• Given request
Copy out the data below verbatim.

(Dataset excerpt)
--------------------------------------------------
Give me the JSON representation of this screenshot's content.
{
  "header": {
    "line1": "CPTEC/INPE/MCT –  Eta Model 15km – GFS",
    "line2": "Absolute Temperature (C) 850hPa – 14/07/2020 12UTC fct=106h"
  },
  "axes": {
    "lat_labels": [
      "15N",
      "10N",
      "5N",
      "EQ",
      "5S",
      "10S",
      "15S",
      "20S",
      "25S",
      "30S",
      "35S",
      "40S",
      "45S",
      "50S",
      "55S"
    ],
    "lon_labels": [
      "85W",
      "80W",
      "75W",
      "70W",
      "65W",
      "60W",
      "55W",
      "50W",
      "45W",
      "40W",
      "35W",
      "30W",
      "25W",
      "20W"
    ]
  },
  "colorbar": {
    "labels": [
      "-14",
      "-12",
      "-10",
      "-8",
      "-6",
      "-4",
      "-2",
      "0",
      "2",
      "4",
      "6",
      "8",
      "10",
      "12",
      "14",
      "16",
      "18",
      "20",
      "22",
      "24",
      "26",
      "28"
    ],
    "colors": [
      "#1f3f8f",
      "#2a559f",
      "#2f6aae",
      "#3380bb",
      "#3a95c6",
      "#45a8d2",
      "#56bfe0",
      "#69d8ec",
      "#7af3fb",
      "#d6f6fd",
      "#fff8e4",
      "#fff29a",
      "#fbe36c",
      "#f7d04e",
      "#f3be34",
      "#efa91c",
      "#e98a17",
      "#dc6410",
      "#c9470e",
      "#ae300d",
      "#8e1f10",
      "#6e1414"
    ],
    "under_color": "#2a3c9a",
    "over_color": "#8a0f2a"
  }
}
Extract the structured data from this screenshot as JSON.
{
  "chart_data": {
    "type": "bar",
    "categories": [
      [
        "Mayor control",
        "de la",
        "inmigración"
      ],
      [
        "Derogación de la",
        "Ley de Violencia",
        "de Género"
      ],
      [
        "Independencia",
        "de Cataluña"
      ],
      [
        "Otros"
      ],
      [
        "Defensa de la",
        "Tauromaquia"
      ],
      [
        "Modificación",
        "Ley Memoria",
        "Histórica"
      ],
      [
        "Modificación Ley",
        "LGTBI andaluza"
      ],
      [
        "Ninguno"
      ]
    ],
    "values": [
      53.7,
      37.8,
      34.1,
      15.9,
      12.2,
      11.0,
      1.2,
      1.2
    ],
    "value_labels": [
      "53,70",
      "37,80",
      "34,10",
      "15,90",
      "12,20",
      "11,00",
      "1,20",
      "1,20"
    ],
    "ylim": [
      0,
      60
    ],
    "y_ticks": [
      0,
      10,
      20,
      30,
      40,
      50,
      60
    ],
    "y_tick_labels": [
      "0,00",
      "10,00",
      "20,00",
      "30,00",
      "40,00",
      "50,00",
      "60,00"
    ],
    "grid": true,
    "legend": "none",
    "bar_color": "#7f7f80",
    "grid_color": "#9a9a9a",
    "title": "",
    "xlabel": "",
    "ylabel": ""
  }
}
--------------------------------------------------
• Finished exercise
Give me the JSON representation of this screenshot's content.
{
  "header": {
    "line1": "CPTEC/INPE/MCT –  Eta Model 15km – GFS",
    "line2": "Absolute Temperature (C) 850hPa – 14/07/2020 12UTC fct=106h"
  },
  "axes": {
    "lat_labels": [
      "15N",
      "10N",
      "5N",
      "EQ",
      "5S",
      "10S",
      "15S",
      "20S",
      "25S",
      "30S",
      "35S",
      "40S",
      "45S",
      "50S",
      "55S"
    ],
    "lon_labels": [
      "85W",
      "80W",
      "75W",
      "70W",
      "65W",
      "60W",
      "55W",
      "50W",
      "45W",
      "40W",
      "35W",
      "30W",
      "25W",
      "20W"
    ]
  },
  "colorbar": {
    "labels": [
      "-14",
      "-12",
      "-10",
      "-8",
      "-6",
      "-4",
      "-2",
      "0",
      "2",
      "4",
      "6",
      "8",
      "10",
      "12",
      "14",
      "16",
      "18",
      "20",
      "22",
      "24",
      "26",
      "28"
    ],
    "colors": [
      "#1f3f8f",
      "#2a559f",
      "#2f6aae",
      "#3380bb",
      "#3a95c6",
      "#45a8d2",
      "#56bfe0",
      "#69d8ec",
      "#7af3fb",
      "#d6f6fd",
      "#fff8e4",
      "#fff29a",
      "#fbe36c",
      "#f7d04e",
      "#f3be34",
      "#efa91c",
      "#e98a17",
      "#dc6410",
      "#c9470e",
      "#ae300d",
      "#8e1f10",
      "#6e1414"
    ],
    "under_color": "#2a3c9a",
    "over_color": "#8a0f2a"
  }
}
Extract the structured data from this screenshot as JSON.
{
  "chart_data": {
    "type": "bar",
    "categories": [
      [
        "Mayor control",
        "de la",
        "inmigración"
      ],
      [
        "Derogación de la",
        "Ley de Violencia",
        "de Género"
      ],
      [
        "Independencia",
        "de Cataluña"
      ],
      [
        "Otros"
      ],
      [
        "Defensa de la",
        "Tauromaquia"
      ],
      [
        "Modificación",
        "Ley Memoria",
        "Histórica"
      ],
      [
        "Modificación Ley",
        "LGTBI andaluza"
      ],
      [
        "Ninguno"
      ]
    ],
    "values": [
      53.7,
      37.8,
      34.1,
      15.9,
      12.2,
      11.0,
      1.2,
      1.2
    ],
    "value_labels": [
      "53,70",
      "37,80",
      "34,10",
      "15,90",
      "12,20",
      "11,00",
      "1,20",
      "1,20"
    ],
    "ylim": [
      0,
      60
    ],
    "y_ticks": [
      0,
      10,
      20,
      30,
      40,
      50,
      60
    ],
    "y_tick_labels": [
      "0,00",
      "10,00",
      "20,00",
      "30,00",
      "40,00",
      "50,00",
      "60,00"
    ],
    "grid": true,
    "legend": "none",
    "bar_color": "#7f7f80",
    "grid_color": "#9a9a9a",
    "title": "",
    "xlabel": "",
    "ylabel": ""
  }
}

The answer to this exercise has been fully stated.